● **Goal**
The entries below contain pictures. Retype everything except those pictures, exactly as given.

──────── Entries

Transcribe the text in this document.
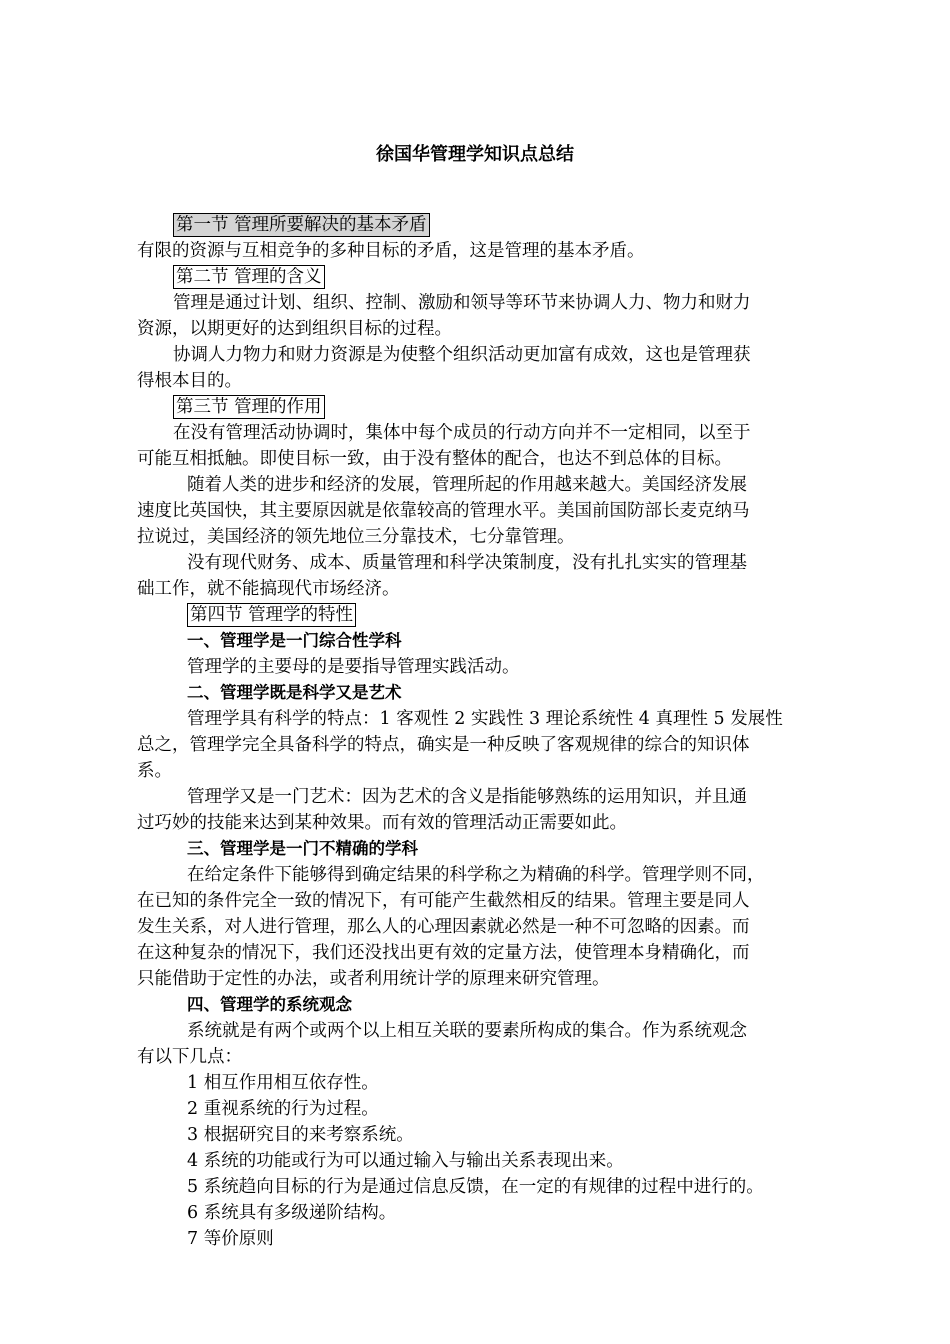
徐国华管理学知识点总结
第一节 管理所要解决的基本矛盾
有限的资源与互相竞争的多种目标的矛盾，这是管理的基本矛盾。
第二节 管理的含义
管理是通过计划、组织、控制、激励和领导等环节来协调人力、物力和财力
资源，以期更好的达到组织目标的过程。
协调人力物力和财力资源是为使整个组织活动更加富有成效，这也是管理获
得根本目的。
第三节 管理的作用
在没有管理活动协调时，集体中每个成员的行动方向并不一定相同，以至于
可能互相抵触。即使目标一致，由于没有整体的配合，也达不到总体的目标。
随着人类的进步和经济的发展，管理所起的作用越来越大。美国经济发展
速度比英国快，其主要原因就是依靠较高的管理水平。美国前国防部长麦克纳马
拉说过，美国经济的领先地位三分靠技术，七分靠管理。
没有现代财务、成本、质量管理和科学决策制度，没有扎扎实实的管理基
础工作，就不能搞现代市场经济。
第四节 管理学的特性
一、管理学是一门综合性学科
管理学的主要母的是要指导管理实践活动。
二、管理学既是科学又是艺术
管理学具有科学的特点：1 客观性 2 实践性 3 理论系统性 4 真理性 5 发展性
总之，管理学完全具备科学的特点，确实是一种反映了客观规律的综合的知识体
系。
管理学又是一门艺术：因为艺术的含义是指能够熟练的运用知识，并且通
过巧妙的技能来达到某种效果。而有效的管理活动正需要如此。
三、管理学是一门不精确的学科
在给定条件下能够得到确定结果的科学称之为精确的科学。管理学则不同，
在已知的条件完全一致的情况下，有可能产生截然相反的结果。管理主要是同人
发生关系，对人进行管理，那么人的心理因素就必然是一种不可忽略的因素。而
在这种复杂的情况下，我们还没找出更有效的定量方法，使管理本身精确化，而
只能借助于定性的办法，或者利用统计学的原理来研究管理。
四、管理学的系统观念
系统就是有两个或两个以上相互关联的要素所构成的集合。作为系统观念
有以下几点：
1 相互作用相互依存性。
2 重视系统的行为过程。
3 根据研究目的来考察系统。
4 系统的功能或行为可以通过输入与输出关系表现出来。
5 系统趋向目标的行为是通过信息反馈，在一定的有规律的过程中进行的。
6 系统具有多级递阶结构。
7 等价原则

────────────────

● **Solution**
Transcribe the text in this document.
徐国华管理学知识点总结
第一节 管理所要解决的基本矛盾
有限的资源与互相竞争的多种目标的矛盾，这是管理的基本矛盾。
第二节 管理的含义
管理是通过计划、组织、控制、激励和领导等环节来协调人力、物力和财力
资源，以期更好的达到组织目标的过程。
协调人力物力和财力资源是为使整个组织活动更加富有成效，这也是管理获
得根本目的。
第三节 管理的作用
在没有管理活动协调时，集体中每个成员的行动方向并不一定相同，以至于
可能互相抵触。即使目标一致，由于没有整体的配合，也达不到总体的目标。
随着人类的进步和经济的发展，管理所起的作用越来越大。美国经济发展
速度比英国快，其主要原因就是依靠较高的管理水平。美国前国防部长麦克纳马
拉说过，美国经济的领先地位三分靠技术，七分靠管理。
没有现代财务、成本、质量管理和科学决策制度，没有扎扎实实的管理基
础工作，就不能搞现代市场经济。
第四节 管理学的特性
一、管理学是一门综合性学科
管理学的主要母的是要指导管理实践活动。
二、管理学既是科学又是艺术
管理学具有科学的特点：1 客观性 2 实践性 3 理论系统性 4 真理性 5 发展性
总之，管理学完全具备科学的特点，确实是一种反映了客观规律的综合的知识体
系。
管理学又是一门艺术：因为艺术的含义是指能够熟练的运用知识，并且通
过巧妙的技能来达到某种效果。而有效的管理活动正需要如此。
三、管理学是一门不精确的学科
在给定条件下能够得到确定结果的科学称之为精确的科学。管理学则不同，
在已知的条件完全一致的情况下，有可能产生截然相反的结果。管理主要是同人
发生关系，对人进行管理，那么人的心理因素就必然是一种不可忽略的因素。而
在这种复杂的情况下，我们还没找出更有效的定量方法，使管理本身精确化，而
只能借助于定性的办法，或者利用统计学的原理来研究管理。
四、管理学的系统观念
系统就是有两个或两个以上相互关联的要素所构成的集合。作为系统观念
有以下几点：
1 相互作用相互依存性。
2 重视系统的行为过程。
3 根据研究目的来考察系统。
4 系统的功能或行为可以通过输入与输出关系表现出来。
5 系统趋向目标的行为是通过信息反馈，在一定的有规律的过程中进行的。
6 系统具有多级递阶结构。
7 等价原则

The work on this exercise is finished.